=== What to do ===
Copy each entry as it stands, leaving nothing out.

◇ ◇ ◇

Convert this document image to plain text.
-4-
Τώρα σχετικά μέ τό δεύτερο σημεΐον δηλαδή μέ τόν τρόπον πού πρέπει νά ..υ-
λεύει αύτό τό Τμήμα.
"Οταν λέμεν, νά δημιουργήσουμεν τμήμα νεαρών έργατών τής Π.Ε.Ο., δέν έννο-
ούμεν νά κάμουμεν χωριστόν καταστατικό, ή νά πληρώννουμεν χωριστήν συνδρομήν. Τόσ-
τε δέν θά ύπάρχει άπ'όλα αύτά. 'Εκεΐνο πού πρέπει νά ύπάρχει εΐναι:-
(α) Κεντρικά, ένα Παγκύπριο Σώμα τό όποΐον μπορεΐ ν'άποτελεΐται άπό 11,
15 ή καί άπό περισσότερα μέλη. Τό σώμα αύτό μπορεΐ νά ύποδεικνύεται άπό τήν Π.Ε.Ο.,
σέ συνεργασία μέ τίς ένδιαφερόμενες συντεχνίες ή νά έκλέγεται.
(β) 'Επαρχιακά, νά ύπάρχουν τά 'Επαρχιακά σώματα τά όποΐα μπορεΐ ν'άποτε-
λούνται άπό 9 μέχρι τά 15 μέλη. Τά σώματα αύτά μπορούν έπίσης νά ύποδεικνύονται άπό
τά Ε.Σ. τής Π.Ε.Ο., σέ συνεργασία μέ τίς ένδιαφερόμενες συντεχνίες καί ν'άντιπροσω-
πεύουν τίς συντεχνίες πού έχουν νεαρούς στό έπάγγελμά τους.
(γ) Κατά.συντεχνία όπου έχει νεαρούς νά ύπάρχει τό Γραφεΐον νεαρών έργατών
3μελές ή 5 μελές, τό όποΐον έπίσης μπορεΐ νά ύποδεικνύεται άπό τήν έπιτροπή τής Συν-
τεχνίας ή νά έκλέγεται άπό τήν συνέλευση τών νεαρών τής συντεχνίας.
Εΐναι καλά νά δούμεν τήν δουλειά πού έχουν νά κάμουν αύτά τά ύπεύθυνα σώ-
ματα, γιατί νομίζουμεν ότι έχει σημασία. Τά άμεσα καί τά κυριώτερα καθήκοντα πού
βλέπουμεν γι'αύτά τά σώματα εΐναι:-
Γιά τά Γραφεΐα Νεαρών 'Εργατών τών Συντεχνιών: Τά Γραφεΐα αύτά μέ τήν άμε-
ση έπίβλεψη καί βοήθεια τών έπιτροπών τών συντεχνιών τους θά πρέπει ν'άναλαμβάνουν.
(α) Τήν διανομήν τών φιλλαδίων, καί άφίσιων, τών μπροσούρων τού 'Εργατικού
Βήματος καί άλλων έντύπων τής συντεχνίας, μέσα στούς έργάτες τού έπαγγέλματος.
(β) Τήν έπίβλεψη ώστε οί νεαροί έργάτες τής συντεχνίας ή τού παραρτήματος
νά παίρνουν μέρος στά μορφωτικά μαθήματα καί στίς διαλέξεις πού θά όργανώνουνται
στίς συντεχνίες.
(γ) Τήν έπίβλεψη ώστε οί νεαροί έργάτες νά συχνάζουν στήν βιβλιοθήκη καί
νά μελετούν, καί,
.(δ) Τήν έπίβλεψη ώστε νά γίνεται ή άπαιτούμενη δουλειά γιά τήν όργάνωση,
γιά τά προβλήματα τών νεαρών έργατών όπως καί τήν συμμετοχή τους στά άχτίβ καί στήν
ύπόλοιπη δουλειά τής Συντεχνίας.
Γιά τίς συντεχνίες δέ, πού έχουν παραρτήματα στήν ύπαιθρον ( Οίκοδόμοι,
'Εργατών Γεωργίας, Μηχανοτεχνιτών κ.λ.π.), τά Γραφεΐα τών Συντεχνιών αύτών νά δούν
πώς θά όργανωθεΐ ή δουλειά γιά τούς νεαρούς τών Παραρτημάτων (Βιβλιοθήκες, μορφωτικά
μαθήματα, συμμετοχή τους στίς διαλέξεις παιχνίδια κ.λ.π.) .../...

◇ ◇ ◇

=== Solution to this problem ===
Convert this document image to plain text.
-4-
Τώρα σχετικά μέ τό δεύτερο σημεΐον δηλαδή μέ τόν τρόπον πού πρέπει νά ..υ-
λεύει αύτό τό Τμήμα.
"Οταν λέμεν, νά δημιουργήσουμεν τμήμα νεαρών έργατών τής Π.Ε.Ο., δέν έννο-
ούμεν νά κάμουμεν χωριστόν καταστατικό, ή νά πληρώννουμεν χωριστήν συνδρομήν. Τόσ-
τε δέν θά ύπάρχει άπ'όλα αύτά. 'Εκεΐνο πού πρέπει νά ύπάρχει εΐναι:-
(α) Κεντρικά, ένα Παγκύπριο Σώμα τό όποΐον μπορεΐ ν'άποτελεΐται άπό 11,
15 ή καί άπό περισσότερα μέλη. Τό σώμα αύτό μπορεΐ νά ύποδεικνύεται άπό τήν Π.Ε.Ο.,
σέ συνεργασία μέ τίς ένδιαφερόμενες συντεχνίες ή νά έκλέγεται.
(β) 'Επαρχιακά, νά ύπάρχουν τά 'Επαρχιακά σώματα τά όποΐα μπορεΐ ν'άποτε-
λούνται άπό 9 μέχρι τά 15 μέλη. Τά σώματα αύτά μπορούν έπίσης νά ύποδεικνύονται άπό
τά Ε.Σ. τής Π.Ε.Ο., σέ συνεργασία μέ τίς ένδιαφερόμενες συντεχνίες καί ν'άντιπροσω-
πεύουν τίς συντεχνίες πού έχουν νεαρούς στό έπάγγελμά τους.
(γ) Κατά.συντεχνία όπου έχει νεαρούς νά ύπάρχει τό Γραφεΐον νεαρών έργατών
3μελές ή 5 μελές, τό όποΐον έπίσης μπορεΐ νά ύποδεικνύεται άπό τήν έπιτροπή τής Συν-
τεχνίας ή νά έκλέγεται άπό τήν συνέλευση τών νεαρών τής συντεχνίας.
Εΐναι καλά νά δούμεν τήν δουλειά πού έχουν νά κάμουν αύτά τά ύπεύθυνα σώ-
ματα, γιατί νομίζουμεν ότι έχει σημασία. Τά άμεσα καί τά κυριώτερα καθήκοντα πού
βλέπουμεν γι'αύτά τά σώματα εΐναι:-
Γιά τά Γραφεΐα Νεαρών 'Εργατών τών Συντεχνιών: Τά Γραφεΐα αύτά μέ τήν άμε-
ση έπίβλεψη καί βοήθεια τών έπιτροπών τών συντεχνιών τους θά πρέπει ν'άναλαμβάνουν.
(α) Τήν διανομήν τών φιλλαδίων, καί άφίσιων, τών μπροσούρων τού 'Εργατικού
Βήματος καί άλλων έντύπων τής συντεχνίας, μέσα στούς έργάτες τού έπαγγέλματος.
(β) Τήν έπίβλεψη ώστε οί νεαροί έργάτες τής συντεχνίας ή τού παραρτήματος
νά παίρνουν μέρος στά μορφωτικά μαθήματα καί στίς διαλέξεις πού θά όργανώνουνται
στίς συντεχνίες.
(γ) Τήν έπίβλεψη ώστε οί νεαροί έργάτες νά συχνάζουν στήν βιβλιοθήκη καί
νά μελετούν, καί,
.(δ) Τήν έπίβλεψη ώστε νά γίνεται ή άπαιτούμενη δουλειά γιά τήν όργάνωση,
γιά τά προβλήματα τών νεαρών έργατών όπως καί τήν συμμετοχή τους στά άχτίβ καί στήν
ύπόλοιπη δουλειά τής Συντεχνίας.
Γιά τίς συντεχνίες δέ, πού έχουν παραρτήματα στήν ύπαιθρον ( Οίκοδόμοι,
'Εργατών Γεωργίας, Μηχανοτεχνιτών κ.λ.π.), τά Γραφεΐα τών Συντεχνιών αύτών νά δούν
πώς θά όργανωθεΐ ή δουλειά γιά τούς νεαρούς τών Παραρτημάτων (Βιβλιοθήκες, μορφωτικά
μαθήματα, συμμετοχή τους στίς διαλέξεις παιχνίδια κ.λ.π.) .../...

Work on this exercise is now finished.